Copy every line of the listing below verbatim, leaving out the pictures.
── RECORDS SUPPLIED ──
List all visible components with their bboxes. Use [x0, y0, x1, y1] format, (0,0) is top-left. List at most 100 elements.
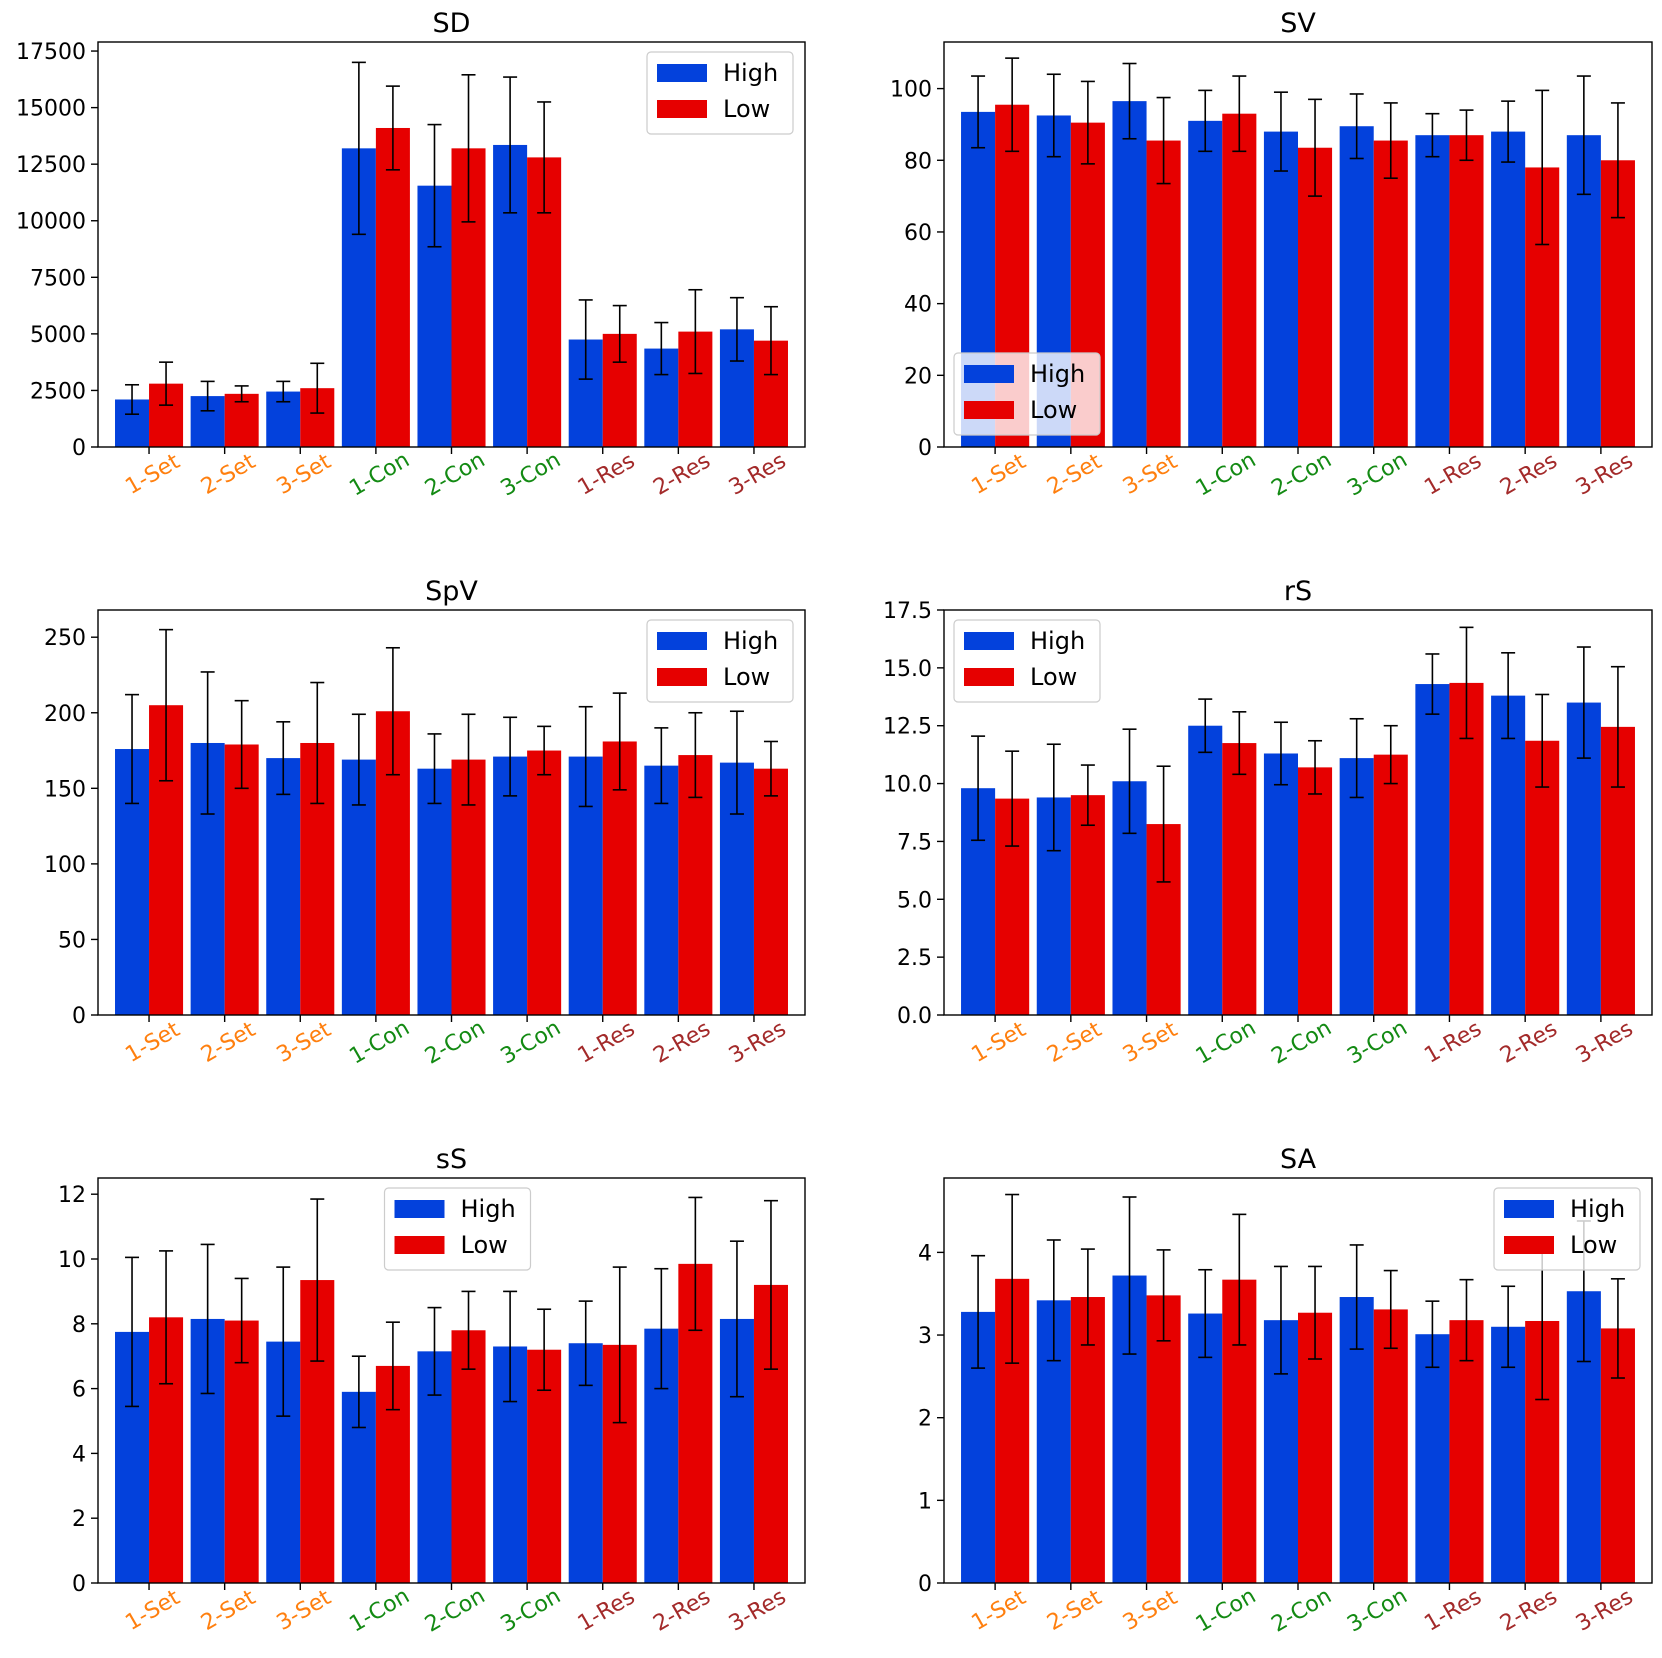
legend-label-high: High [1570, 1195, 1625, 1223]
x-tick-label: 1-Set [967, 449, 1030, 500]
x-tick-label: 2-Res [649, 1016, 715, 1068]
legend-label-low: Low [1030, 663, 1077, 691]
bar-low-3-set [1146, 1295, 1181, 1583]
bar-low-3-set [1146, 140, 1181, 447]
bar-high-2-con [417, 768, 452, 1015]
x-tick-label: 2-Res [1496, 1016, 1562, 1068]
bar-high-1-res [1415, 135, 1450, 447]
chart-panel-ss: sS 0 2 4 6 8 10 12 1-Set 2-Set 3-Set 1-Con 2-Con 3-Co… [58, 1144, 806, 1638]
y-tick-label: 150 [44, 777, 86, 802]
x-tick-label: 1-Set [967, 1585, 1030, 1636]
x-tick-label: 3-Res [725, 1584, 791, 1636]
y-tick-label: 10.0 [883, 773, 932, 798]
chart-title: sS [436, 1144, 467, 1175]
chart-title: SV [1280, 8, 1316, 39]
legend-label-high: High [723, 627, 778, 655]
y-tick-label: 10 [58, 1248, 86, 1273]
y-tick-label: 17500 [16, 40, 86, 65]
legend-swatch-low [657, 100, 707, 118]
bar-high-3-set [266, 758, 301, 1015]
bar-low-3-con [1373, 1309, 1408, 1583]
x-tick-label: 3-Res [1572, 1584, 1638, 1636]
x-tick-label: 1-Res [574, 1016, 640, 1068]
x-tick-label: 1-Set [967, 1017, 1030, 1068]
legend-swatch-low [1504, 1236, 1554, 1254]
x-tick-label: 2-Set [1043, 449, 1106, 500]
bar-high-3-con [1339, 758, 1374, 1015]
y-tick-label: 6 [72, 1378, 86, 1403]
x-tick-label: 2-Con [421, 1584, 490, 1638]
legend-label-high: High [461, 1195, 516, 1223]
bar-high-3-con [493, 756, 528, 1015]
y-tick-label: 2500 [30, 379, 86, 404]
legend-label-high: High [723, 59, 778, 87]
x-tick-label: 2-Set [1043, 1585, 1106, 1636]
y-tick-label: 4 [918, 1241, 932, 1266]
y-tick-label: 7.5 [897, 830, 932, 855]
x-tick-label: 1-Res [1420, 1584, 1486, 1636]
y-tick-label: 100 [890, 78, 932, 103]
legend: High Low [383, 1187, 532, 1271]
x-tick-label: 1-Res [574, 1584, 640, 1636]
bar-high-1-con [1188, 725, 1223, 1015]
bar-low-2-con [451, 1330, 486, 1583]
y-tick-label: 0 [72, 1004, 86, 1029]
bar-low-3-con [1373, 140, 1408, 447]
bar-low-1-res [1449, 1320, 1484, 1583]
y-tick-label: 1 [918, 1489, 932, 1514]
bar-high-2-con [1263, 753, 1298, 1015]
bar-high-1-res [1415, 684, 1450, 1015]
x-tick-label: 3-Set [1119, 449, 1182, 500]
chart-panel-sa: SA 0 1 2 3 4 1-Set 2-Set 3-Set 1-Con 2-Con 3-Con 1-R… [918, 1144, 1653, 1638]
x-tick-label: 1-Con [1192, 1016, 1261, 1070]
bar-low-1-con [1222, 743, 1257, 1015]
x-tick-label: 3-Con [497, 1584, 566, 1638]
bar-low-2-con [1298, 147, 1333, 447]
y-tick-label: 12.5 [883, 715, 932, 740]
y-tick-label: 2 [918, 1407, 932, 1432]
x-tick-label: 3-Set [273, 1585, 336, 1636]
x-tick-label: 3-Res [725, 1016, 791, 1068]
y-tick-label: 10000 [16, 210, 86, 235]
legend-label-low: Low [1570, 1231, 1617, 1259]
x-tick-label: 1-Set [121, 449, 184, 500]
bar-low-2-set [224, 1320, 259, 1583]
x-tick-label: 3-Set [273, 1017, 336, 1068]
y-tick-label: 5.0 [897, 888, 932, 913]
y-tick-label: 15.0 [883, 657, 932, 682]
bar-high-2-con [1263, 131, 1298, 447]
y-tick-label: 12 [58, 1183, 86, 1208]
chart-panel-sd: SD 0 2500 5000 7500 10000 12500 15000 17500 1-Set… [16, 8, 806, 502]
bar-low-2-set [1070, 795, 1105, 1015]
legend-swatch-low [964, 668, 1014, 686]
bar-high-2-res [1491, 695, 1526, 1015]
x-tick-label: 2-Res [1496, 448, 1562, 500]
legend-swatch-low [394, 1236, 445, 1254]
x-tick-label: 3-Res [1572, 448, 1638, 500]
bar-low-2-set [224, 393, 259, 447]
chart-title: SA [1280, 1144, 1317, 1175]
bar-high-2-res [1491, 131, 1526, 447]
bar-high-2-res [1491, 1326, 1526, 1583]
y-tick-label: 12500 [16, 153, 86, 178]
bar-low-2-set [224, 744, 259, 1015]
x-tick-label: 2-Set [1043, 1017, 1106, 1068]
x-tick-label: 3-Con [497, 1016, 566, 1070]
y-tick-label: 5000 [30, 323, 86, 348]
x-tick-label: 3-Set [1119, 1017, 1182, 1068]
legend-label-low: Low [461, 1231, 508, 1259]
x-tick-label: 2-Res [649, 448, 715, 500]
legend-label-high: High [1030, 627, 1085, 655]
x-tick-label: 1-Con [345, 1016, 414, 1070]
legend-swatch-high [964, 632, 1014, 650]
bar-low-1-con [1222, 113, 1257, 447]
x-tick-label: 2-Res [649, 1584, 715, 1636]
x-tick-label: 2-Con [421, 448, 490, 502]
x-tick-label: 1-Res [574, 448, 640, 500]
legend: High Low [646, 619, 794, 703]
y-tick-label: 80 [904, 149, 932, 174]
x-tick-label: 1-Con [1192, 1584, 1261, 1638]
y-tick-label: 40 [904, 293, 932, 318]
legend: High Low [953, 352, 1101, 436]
───
● **RESULT OF THIS EXERCISE**
List all visible components with their bboxes. Use [x0, y0, x1, y1] format, (0,0) is top-left. List at most 100 elements.
legend-label-high: High [1570, 1195, 1625, 1223]
x-tick-label: 1-Set [967, 449, 1030, 500]
x-tick-label: 2-Res [649, 1016, 715, 1068]
legend-label-low: Low [1030, 663, 1077, 691]
bar-low-3-set [1146, 1295, 1181, 1583]
bar-low-3-set [1146, 140, 1181, 447]
bar-high-2-con [417, 768, 452, 1015]
x-tick-label: 2-Res [1496, 1016, 1562, 1068]
bar-high-1-res [1415, 135, 1450, 447]
chart-panel-ss: sS 0 2 4 6 8 10 12 1-Set 2-Set 3-Set 1-Con 2-Con 3-Co… [58, 1144, 806, 1638]
y-tick-label: 150 [44, 777, 86, 802]
x-tick-label: 1-Set [967, 1585, 1030, 1636]
x-tick-label: 3-Res [725, 1584, 791, 1636]
y-tick-label: 10.0 [883, 773, 932, 798]
chart-title: sS [436, 1144, 467, 1175]
chart-title: SV [1280, 8, 1316, 39]
legend-label-high: High [723, 627, 778, 655]
y-tick-label: 10 [58, 1248, 86, 1273]
y-tick-label: 17500 [16, 40, 86, 65]
legend-swatch-low [657, 100, 707, 118]
bar-high-3-set [266, 758, 301, 1015]
bar-low-3-con [1373, 1309, 1408, 1583]
x-tick-label: 3-Res [1572, 1584, 1638, 1636]
x-tick-label: 1-Res [574, 1016, 640, 1068]
x-tick-label: 1-Set [967, 1017, 1030, 1068]
legend-swatch-low [1504, 1236, 1554, 1254]
x-tick-label: 2-Set [1043, 449, 1106, 500]
bar-high-3-con [1339, 758, 1374, 1015]
y-tick-label: 6 [72, 1378, 86, 1403]
x-tick-label: 2-Con [421, 1584, 490, 1638]
legend-label-high: High [461, 1195, 516, 1223]
bar-high-3-con [493, 756, 528, 1015]
y-tick-label: 2500 [30, 379, 86, 404]
legend-label-high: High [723, 59, 778, 87]
x-tick-label: 2-Set [1043, 1585, 1106, 1636]
y-tick-label: 4 [918, 1241, 932, 1266]
y-tick-label: 7.5 [897, 830, 932, 855]
x-tick-label: 1-Res [1420, 1584, 1486, 1636]
y-tick-label: 100 [890, 78, 932, 103]
legend: High Low [383, 1187, 532, 1271]
x-tick-label: 1-Res [574, 1584, 640, 1636]
bar-high-1-con [1188, 725, 1223, 1015]
bar-low-2-con [451, 1330, 486, 1583]
y-tick-label: 0 [72, 1004, 86, 1029]
bar-low-3-con [1373, 140, 1408, 447]
bar-low-1-res [1449, 1320, 1484, 1583]
y-tick-label: 1 [918, 1489, 932, 1514]
bar-high-2-con [1263, 753, 1298, 1015]
bar-high-1-res [1415, 684, 1450, 1015]
x-tick-label: 3-Set [1119, 449, 1182, 500]
chart-panel-sa: SA 0 1 2 3 4 1-Set 2-Set 3-Set 1-Con 2-Con 3-Con 1-R… [918, 1144, 1653, 1638]
x-tick-label: 1-Con [1192, 1016, 1261, 1070]
bar-low-1-con [1222, 743, 1257, 1015]
x-tick-label: 3-Con [497, 1584, 566, 1638]
bar-low-2-con [1298, 147, 1333, 447]
y-tick-label: 12.5 [883, 715, 932, 740]
y-tick-label: 2 [918, 1407, 932, 1432]
x-tick-label: 3-Set [273, 1585, 336, 1636]
x-tick-label: 3-Res [725, 1016, 791, 1068]
y-tick-label: 10000 [16, 210, 86, 235]
legend-label-low: Low [1570, 1231, 1617, 1259]
x-tick-label: 1-Set [121, 449, 184, 500]
bar-low-2-set [224, 1320, 259, 1583]
x-tick-label: 3-Set [273, 1017, 336, 1068]
y-tick-label: 5.0 [897, 888, 932, 913]
y-tick-label: 15.0 [883, 657, 932, 682]
bar-high-2-con [1263, 131, 1298, 447]
y-tick-label: 12 [58, 1183, 86, 1208]
chart-panel-sd: SD 0 2500 5000 7500 10000 12500 15000 17500 1-Set… [16, 8, 806, 502]
bar-low-2-set [1070, 795, 1105, 1015]
legend-swatch-low [964, 668, 1014, 686]
bar-high-2-res [1491, 695, 1526, 1015]
x-tick-label: 2-Res [1496, 448, 1562, 500]
legend-swatch-low [394, 1236, 445, 1254]
x-tick-label: 3-Res [1572, 448, 1638, 500]
bar-low-2-set [224, 393, 259, 447]
chart-title: SA [1280, 1144, 1317, 1175]
bar-high-2-res [1491, 131, 1526, 447]
bar-high-2-res [1491, 1326, 1526, 1583]
y-tick-label: 12500 [16, 153, 86, 178]
bar-low-2-set [224, 744, 259, 1015]
x-tick-label: 2-Set [1043, 1017, 1106, 1068]
x-tick-label: 3-Con [497, 1016, 566, 1070]
y-tick-label: 5000 [30, 323, 86, 348]
x-tick-label: 3-Set [1119, 1017, 1182, 1068]
legend-label-low: Low [461, 1231, 508, 1259]
x-tick-label: 2-Res [649, 448, 715, 500]
legend-label-high: High [1030, 627, 1085, 655]
x-tick-label: 1-Con [345, 1016, 414, 1070]
legend-swatch-high [964, 632, 1014, 650]
bar-low-1-con [1222, 113, 1257, 447]
x-tick-label: 2-Res [649, 1584, 715, 1636]
x-tick-label: 2-Con [421, 448, 490, 502]
x-tick-label: 1-Res [574, 448, 640, 500]
legend: High Low [646, 619, 794, 703]
y-tick-label: 80 [904, 149, 932, 174]
x-tick-label: 1-Con [1192, 1584, 1261, 1638]
y-tick-label: 40 [904, 293, 932, 318]
legend: High Low [953, 352, 1101, 436]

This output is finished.